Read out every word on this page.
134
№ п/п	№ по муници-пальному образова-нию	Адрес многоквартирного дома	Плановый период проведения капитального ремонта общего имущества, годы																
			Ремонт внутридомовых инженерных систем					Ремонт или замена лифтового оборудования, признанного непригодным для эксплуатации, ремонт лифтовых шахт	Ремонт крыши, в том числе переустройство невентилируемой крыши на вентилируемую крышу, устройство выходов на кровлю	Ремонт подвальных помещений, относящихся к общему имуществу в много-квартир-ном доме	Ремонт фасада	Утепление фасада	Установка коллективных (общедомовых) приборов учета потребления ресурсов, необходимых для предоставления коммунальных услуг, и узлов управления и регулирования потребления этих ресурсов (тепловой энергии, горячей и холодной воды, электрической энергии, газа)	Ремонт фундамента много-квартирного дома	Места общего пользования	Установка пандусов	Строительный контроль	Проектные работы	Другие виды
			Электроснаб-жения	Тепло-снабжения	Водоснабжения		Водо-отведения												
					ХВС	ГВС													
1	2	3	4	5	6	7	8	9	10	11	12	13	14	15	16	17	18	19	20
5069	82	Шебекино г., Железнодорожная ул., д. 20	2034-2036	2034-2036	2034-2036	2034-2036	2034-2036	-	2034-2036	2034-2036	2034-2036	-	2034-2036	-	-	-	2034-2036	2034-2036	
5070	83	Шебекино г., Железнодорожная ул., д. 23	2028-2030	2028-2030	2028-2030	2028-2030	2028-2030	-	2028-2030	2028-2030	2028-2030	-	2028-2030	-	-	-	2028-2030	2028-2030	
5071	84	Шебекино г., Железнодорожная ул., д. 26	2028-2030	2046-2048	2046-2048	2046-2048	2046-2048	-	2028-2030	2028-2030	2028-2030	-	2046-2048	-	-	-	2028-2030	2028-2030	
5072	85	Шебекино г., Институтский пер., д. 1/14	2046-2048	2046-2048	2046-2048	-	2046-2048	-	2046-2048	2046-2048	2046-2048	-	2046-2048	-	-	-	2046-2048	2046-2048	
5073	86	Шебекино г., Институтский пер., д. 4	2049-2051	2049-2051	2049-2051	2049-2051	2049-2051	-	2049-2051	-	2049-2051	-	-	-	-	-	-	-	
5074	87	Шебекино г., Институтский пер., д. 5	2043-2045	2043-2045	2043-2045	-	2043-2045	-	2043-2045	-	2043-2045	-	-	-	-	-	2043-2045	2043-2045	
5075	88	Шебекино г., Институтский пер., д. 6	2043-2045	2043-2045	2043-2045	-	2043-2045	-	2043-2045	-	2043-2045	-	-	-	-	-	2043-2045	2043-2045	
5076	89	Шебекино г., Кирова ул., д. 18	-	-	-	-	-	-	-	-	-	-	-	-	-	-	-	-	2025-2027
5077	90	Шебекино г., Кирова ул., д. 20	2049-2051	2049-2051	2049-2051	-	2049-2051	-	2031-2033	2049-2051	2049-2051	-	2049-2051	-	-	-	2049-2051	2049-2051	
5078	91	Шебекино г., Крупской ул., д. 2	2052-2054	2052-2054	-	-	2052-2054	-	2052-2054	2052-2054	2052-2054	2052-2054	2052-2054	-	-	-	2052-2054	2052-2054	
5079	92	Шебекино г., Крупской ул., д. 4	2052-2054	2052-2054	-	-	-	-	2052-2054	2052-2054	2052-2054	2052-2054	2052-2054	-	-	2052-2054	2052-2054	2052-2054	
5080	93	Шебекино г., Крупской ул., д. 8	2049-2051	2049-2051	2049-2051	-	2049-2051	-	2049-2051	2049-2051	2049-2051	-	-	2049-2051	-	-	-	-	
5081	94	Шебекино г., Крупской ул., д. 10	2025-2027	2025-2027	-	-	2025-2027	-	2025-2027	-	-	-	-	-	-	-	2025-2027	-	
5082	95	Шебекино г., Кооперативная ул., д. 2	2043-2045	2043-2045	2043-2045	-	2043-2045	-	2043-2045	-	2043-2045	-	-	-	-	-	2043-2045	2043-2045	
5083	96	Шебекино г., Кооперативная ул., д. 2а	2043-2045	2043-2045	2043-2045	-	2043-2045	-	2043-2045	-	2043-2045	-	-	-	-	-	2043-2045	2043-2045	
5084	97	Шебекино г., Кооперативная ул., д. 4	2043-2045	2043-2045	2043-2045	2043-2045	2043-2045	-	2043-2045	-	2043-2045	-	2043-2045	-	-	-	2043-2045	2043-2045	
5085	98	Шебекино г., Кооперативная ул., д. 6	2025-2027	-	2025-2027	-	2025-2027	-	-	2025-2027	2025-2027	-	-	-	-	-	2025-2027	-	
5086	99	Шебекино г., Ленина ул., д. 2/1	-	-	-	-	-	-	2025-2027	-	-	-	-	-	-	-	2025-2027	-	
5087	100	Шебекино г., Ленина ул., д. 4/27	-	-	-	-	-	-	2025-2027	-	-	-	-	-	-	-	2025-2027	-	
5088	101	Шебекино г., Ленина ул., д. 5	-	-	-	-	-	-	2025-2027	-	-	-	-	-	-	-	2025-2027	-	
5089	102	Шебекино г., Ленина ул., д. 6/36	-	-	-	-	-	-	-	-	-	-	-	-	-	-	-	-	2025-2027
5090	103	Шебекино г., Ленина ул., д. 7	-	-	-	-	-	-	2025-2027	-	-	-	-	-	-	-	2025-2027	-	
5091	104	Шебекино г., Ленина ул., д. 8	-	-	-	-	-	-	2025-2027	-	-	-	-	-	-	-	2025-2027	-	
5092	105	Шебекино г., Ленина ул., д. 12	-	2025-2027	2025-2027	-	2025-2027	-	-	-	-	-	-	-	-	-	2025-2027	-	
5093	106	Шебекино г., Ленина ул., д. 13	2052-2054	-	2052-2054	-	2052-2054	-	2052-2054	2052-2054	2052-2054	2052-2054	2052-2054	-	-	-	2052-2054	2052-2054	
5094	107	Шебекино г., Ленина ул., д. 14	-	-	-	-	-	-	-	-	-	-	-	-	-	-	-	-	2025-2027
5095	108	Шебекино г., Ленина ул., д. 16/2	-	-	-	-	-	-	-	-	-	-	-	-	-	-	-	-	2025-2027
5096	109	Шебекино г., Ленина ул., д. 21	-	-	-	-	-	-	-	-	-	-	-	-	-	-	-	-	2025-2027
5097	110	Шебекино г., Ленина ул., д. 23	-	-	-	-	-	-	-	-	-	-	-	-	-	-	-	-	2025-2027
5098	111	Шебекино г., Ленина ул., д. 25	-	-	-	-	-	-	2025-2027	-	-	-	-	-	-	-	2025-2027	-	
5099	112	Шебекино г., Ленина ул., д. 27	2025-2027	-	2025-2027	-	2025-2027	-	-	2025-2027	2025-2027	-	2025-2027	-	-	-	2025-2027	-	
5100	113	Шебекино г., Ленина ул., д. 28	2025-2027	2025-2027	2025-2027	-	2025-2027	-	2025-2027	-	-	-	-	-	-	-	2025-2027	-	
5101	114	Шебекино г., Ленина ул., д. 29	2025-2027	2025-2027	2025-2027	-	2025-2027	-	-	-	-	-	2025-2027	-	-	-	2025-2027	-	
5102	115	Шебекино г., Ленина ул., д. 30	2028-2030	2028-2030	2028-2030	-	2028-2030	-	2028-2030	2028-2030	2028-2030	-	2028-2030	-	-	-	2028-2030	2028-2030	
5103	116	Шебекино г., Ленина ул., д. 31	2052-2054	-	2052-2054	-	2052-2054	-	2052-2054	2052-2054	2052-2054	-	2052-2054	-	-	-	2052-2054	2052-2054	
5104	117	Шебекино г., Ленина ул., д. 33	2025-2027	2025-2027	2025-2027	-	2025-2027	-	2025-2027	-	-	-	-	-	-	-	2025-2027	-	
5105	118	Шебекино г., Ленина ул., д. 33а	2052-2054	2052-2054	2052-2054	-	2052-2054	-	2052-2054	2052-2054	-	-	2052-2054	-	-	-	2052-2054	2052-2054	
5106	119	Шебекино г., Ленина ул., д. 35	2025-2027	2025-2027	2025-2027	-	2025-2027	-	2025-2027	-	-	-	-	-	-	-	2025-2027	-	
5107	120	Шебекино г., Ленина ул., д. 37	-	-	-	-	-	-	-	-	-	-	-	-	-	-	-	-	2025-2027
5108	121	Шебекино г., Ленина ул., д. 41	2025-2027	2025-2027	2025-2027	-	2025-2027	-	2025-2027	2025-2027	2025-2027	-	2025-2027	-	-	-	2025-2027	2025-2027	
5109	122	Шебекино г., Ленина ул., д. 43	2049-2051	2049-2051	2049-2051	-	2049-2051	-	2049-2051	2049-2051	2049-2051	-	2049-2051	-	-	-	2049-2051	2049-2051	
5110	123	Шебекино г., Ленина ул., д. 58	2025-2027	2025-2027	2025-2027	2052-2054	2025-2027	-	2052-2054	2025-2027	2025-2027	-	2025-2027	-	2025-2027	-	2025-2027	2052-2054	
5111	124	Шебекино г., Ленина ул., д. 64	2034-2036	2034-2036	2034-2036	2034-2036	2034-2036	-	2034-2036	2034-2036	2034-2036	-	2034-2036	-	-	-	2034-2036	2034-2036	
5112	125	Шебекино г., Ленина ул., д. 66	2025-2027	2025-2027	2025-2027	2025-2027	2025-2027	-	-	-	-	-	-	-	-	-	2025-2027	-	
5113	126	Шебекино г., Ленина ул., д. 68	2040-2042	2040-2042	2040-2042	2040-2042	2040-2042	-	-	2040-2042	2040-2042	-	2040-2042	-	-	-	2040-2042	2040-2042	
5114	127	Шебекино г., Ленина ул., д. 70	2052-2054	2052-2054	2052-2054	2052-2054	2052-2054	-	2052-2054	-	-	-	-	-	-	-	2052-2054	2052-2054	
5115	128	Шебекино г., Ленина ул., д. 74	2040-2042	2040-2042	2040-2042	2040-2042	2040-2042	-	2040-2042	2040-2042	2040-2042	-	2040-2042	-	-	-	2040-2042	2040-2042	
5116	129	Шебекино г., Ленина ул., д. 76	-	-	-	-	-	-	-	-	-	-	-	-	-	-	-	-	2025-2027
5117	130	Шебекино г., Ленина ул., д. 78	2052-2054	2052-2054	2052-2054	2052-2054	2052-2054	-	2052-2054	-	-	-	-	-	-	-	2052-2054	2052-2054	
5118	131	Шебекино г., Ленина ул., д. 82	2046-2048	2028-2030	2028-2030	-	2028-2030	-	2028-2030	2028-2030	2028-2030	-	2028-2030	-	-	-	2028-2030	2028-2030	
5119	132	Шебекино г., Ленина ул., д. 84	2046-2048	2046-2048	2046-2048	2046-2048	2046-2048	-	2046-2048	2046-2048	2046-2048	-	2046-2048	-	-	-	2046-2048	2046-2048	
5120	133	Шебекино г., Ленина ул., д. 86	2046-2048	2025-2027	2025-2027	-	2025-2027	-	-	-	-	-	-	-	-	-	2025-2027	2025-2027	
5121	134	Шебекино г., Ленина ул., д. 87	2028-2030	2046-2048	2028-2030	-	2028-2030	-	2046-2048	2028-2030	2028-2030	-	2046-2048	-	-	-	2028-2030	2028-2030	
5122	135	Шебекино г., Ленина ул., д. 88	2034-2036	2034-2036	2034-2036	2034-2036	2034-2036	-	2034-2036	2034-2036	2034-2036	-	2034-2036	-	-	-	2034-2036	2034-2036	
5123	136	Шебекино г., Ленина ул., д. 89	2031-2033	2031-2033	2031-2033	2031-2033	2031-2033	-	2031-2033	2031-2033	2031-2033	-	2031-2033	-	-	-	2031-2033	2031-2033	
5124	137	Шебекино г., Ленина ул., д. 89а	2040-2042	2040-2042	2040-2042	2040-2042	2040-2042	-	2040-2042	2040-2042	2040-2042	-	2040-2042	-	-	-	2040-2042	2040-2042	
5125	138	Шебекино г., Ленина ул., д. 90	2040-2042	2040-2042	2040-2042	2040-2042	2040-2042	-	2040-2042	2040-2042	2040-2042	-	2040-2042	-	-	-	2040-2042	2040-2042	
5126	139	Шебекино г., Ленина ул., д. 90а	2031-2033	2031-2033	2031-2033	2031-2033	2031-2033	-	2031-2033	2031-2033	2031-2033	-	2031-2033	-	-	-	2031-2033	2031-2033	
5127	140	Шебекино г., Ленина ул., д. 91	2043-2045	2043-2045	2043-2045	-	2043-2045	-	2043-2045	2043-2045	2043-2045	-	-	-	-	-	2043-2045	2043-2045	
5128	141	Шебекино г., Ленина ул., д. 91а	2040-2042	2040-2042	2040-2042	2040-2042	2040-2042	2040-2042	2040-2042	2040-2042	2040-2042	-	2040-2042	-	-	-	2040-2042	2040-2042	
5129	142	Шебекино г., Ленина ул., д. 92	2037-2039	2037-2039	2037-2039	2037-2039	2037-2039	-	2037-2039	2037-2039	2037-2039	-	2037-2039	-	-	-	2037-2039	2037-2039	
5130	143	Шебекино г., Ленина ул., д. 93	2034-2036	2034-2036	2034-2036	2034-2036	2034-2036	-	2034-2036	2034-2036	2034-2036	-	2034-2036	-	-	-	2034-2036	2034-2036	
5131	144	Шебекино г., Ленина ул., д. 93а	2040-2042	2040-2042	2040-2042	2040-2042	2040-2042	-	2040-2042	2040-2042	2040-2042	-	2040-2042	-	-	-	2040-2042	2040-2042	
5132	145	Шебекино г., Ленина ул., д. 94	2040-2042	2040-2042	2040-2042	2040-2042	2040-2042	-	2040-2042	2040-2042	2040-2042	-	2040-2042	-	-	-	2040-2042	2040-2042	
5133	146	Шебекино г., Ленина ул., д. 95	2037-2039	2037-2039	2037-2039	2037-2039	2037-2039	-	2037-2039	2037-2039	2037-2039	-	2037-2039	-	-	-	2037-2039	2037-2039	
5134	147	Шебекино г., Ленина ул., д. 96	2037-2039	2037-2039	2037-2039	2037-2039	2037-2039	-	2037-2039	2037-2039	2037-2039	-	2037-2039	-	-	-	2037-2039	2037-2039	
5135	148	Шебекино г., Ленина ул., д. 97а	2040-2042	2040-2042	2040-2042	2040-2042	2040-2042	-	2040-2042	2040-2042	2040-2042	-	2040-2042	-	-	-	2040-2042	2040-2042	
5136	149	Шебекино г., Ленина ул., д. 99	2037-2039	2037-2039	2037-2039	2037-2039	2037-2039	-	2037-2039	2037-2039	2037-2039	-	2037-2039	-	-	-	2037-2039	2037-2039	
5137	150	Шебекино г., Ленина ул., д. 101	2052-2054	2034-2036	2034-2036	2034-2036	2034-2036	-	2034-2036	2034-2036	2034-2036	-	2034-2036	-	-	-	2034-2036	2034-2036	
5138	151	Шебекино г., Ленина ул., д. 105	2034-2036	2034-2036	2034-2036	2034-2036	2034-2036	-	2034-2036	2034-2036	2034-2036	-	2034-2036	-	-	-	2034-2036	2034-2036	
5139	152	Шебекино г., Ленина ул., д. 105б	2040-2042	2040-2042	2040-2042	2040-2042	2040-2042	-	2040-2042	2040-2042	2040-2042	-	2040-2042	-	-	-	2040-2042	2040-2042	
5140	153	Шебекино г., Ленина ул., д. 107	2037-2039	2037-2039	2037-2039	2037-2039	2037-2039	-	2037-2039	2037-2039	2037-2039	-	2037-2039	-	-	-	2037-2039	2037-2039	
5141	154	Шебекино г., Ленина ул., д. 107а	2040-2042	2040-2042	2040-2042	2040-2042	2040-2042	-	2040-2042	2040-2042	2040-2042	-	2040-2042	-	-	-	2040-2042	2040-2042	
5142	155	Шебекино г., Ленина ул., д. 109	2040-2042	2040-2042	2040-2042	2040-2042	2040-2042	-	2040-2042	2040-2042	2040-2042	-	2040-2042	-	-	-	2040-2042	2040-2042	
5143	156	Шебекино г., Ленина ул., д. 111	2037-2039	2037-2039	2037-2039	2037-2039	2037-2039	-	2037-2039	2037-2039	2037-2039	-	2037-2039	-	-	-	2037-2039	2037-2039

### TASK TO CARRY OUT
List every line above containing the word "Кирова".

### FULL ANSWER
5076	89	Шебекино г., Кирова ул., д. 18	-	-	-	-	-	-	-	-	-	-	-	-	-	-	-	-	2025-2027
5077	90	Шебекино г., Кирова ул., д. 20	2049-2051	2049-2051	2049-2051	-	2049-2051	-	2031-2033	2049-2051	2049-2051	-	2049-2051	-	-	-	2049-2051	2049-2051	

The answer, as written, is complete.